▶ Aim of the task: Duplicate the part of the items that opens with the line containing "certificate-title: СЕРТИФИКАТ xyxy=(488,149,1082,259)" and closes with the line containing "conference-logo xyxy=(43,39,382,214)", including both of those lines.

(Layout dataset entries)
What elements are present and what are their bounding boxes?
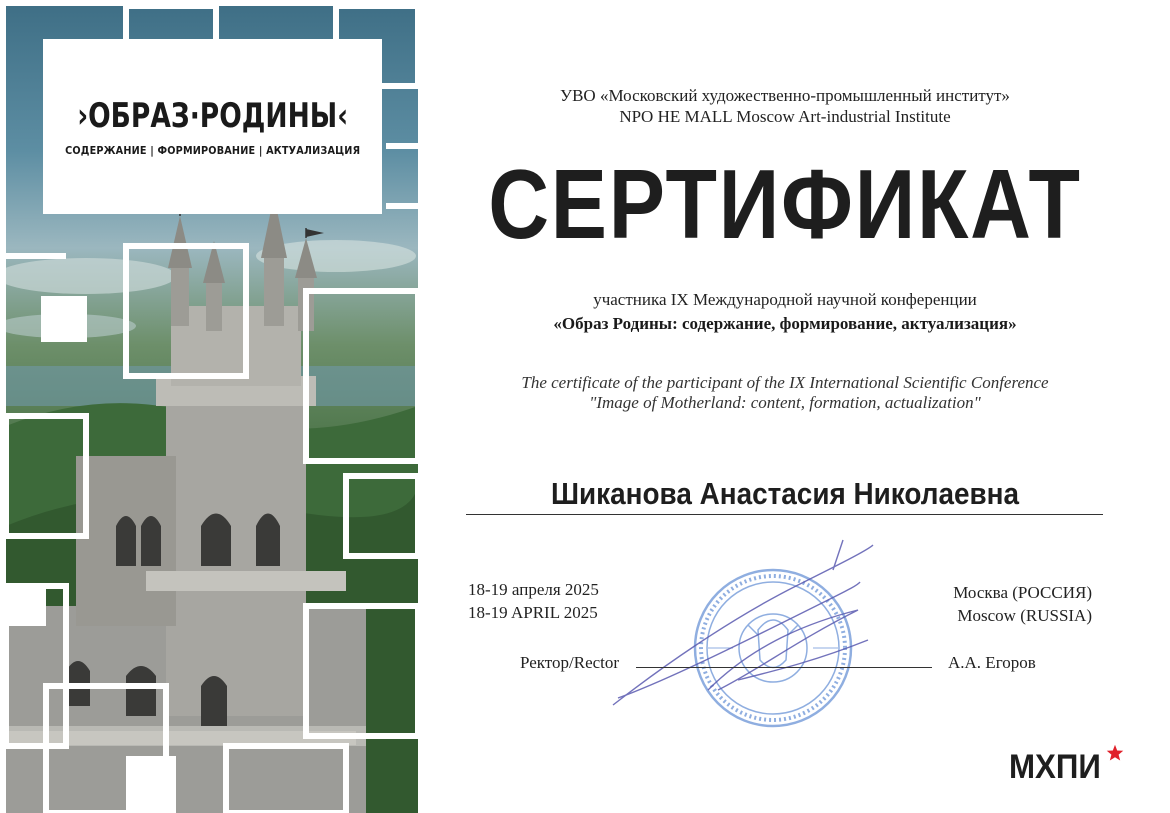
certificate-title: СЕРТИФИКАТ xyxy=(488,149,1082,259)
signature-line xyxy=(636,667,932,668)
certificate-content xyxy=(418,0,1170,813)
conference-name-ru: «Образ Родины: содержание, формирование, актуализация» xyxy=(553,314,1017,333)
rector-label: Ректор/Rector xyxy=(520,653,620,672)
conference-logo xyxy=(43,39,382,214)
event-city-en: Moscow (RUSSIA) xyxy=(957,606,1092,625)
red-star-icon xyxy=(1106,744,1124,762)
recipient-underline xyxy=(466,514,1103,515)
brand-logo-text: МХПИ xyxy=(1009,748,1101,786)
event-date-ru: 18-19 апреля 2025 xyxy=(468,580,599,599)
official-stamp-and-signature xyxy=(598,530,898,730)
participant-text-en: The certificate of the participant of the IX International Scientific Conference xyxy=(521,373,1049,392)
recipient-name: Шиканова Анастасия Николаевна xyxy=(550,476,1020,511)
conference-name-en: "Image of Motherland: content, formation, actualization" xyxy=(589,393,981,412)
castle-photo-panel xyxy=(6,6,418,813)
rector-name: А.А. Егоров xyxy=(948,653,1036,672)
organization-name-en: NPO HE MALL Moscow Art-industrial Institute xyxy=(619,107,951,126)
organization-name-ru: УВО «Московский художественно-промышленный институт» xyxy=(560,86,1010,105)
participant-text-ru: участника IX Международной научной конференции xyxy=(593,290,977,309)
event-city-ru: Москва (РОССИЯ) xyxy=(953,583,1092,602)
logo-subtitle: СОДЕРЖАНИЕ | ФОРМИРОВАНИЕ | АКТУАЛИЗАЦИЯ xyxy=(64,144,361,157)
logo-title: ›ОБРАЗ·РОДИНЫ‹ xyxy=(77,96,348,136)
event-date-en: 18-19 APRIL 2025 xyxy=(468,603,598,622)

▶ Output below:
certificate-title: СЕРТИФИКАТ xyxy=(488,149,1082,259)
signature-line xyxy=(636,667,932,668)
certificate-content xyxy=(418,0,1170,813)
conference-name-ru: «Образ Родины: содержание, формирование, актуализация» xyxy=(553,314,1017,333)
rector-label: Ректор/Rector xyxy=(520,653,620,672)
conference-logo xyxy=(43,39,382,214)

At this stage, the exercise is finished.